▸ **WORK TO COMPLETE**
Quote the listing below in full and exactly as written, but omit every picture.

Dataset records
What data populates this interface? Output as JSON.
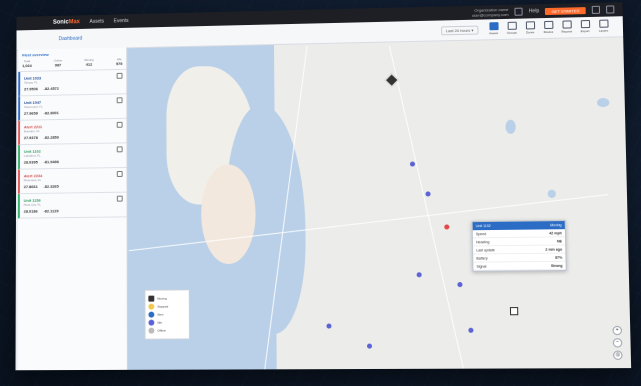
{
  "app": {
    "logo_left": "Sonic",
    "logo_right": "Max",
    "tabs": [
      "Assets",
      "Events"
    ]
  },
  "account": {
    "line1": "Organization name",
    "line2": "user@company.com",
    "menu": "Help",
    "cta": "GET STARTED"
  },
  "subbar": {
    "title": "Dashboard",
    "filter": "Last 24 hours  ▾",
    "tools": [
      "Assets",
      "Groups",
      "Zones",
      "Routes",
      "Reports",
      "Export",
      "Layers"
    ]
  },
  "summary": {
    "header": "Fleet overview",
    "stats": [
      {
        "k": "Total",
        "v": "1,024"
      },
      {
        "k": "Online",
        "v": "987"
      },
      {
        "k": "Moving",
        "v": "412"
      },
      {
        "k": "Idle",
        "v": "575"
      }
    ]
  },
  "cards": [
    {
      "id": "Unit 1023",
      "sub": "Tampa, FL",
      "lat": "27.9506",
      "lng": "-82.4572",
      "color": "blue"
    },
    {
      "id": "Unit 1047",
      "sub": "Clearwater, FL",
      "lat": "27.9659",
      "lng": "-82.8001",
      "color": "blue"
    },
    {
      "id": "Alert 2211",
      "sub": "Brandon, FL",
      "lat": "27.9378",
      "lng": "-82.2859",
      "color": "red"
    },
    {
      "id": "Unit 1102",
      "sub": "Lakeland, FL",
      "lat": "28.0395",
      "lng": "-81.9498",
      "color": "green"
    },
    {
      "id": "Alert 2234",
      "sub": "Riverview, FL",
      "lat": "27.8661",
      "lng": "-82.3265",
      "color": "red"
    },
    {
      "id": "Unit 1156",
      "sub": "Plant City, FL",
      "lat": "28.0186",
      "lng": "-82.1129",
      "color": "green"
    }
  ],
  "popup": {
    "title": "Unit 1102",
    "status": "Moving",
    "rows": [
      [
        "Speed",
        "42 mph"
      ],
      [
        "Heading",
        "NE"
      ],
      [
        "Last update",
        "2 min ago"
      ],
      [
        "Battery",
        "87%"
      ],
      [
        "Signal",
        "Strong"
      ]
    ]
  },
  "legend": {
    "items": [
      "Moving",
      "Stopped",
      "Alert",
      "Idle",
      "Offline"
    ]
  },
  "colors": {
    "accent": "#2b6cc4",
    "brand": "#ff6a2b",
    "alert": "#e24848",
    "ok": "#3ab26f",
    "marker": "#5c63d6"
  }
}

▸ **COMPLETE OUTPUT**
What data populates this interface? Output as JSON.
{
  "app": {
    "logo_left": "Sonic",
    "logo_right": "Max",
    "tabs": [
      "Assets",
      "Events"
    ]
  },
  "account": {
    "line1": "Organization name",
    "line2": "user@company.com",
    "menu": "Help",
    "cta": "GET STARTED"
  },
  "subbar": {
    "title": "Dashboard",
    "filter": "Last 24 hours  ▾",
    "tools": [
      "Assets",
      "Groups",
      "Zones",
      "Routes",
      "Reports",
      "Export",
      "Layers"
    ]
  },
  "summary": {
    "header": "Fleet overview",
    "stats": [
      {
        "k": "Total",
        "v": "1,024"
      },
      {
        "k": "Online",
        "v": "987"
      },
      {
        "k": "Moving",
        "v": "412"
      },
      {
        "k": "Idle",
        "v": "575"
      }
    ]
  },
  "cards": [
    {
      "id": "Unit 1023",
      "sub": "Tampa, FL",
      "lat": "27.9506",
      "lng": "-82.4572",
      "color": "blue"
    },
    {
      "id": "Unit 1047",
      "sub": "Clearwater, FL",
      "lat": "27.9659",
      "lng": "-82.8001",
      "color": "blue"
    },
    {
      "id": "Alert 2211",
      "sub": "Brandon, FL",
      "lat": "27.9378",
      "lng": "-82.2859",
      "color": "red"
    },
    {
      "id": "Unit 1102",
      "sub": "Lakeland, FL",
      "lat": "28.0395",
      "lng": "-81.9498",
      "color": "green"
    },
    {
      "id": "Alert 2234",
      "sub": "Riverview, FL",
      "lat": "27.8661",
      "lng": "-82.3265",
      "color": "red"
    },
    {
      "id": "Unit 1156",
      "sub": "Plant City, FL",
      "lat": "28.0186",
      "lng": "-82.1129",
      "color": "green"
    }
  ],
  "popup": {
    "title": "Unit 1102",
    "status": "Moving",
    "rows": [
      [
        "Speed",
        "42 mph"
      ],
      [
        "Heading",
        "NE"
      ],
      [
        "Last update",
        "2 min ago"
      ],
      [
        "Battery",
        "87%"
      ],
      [
        "Signal",
        "Strong"
      ]
    ]
  },
  "legend": {
    "items": [
      "Moving",
      "Stopped",
      "Alert",
      "Idle",
      "Offline"
    ]
  },
  "colors": {
    "accent": "#2b6cc4",
    "brand": "#ff6a2b",
    "alert": "#e24848",
    "ok": "#3ab26f",
    "marker": "#5c63d6"
  }
}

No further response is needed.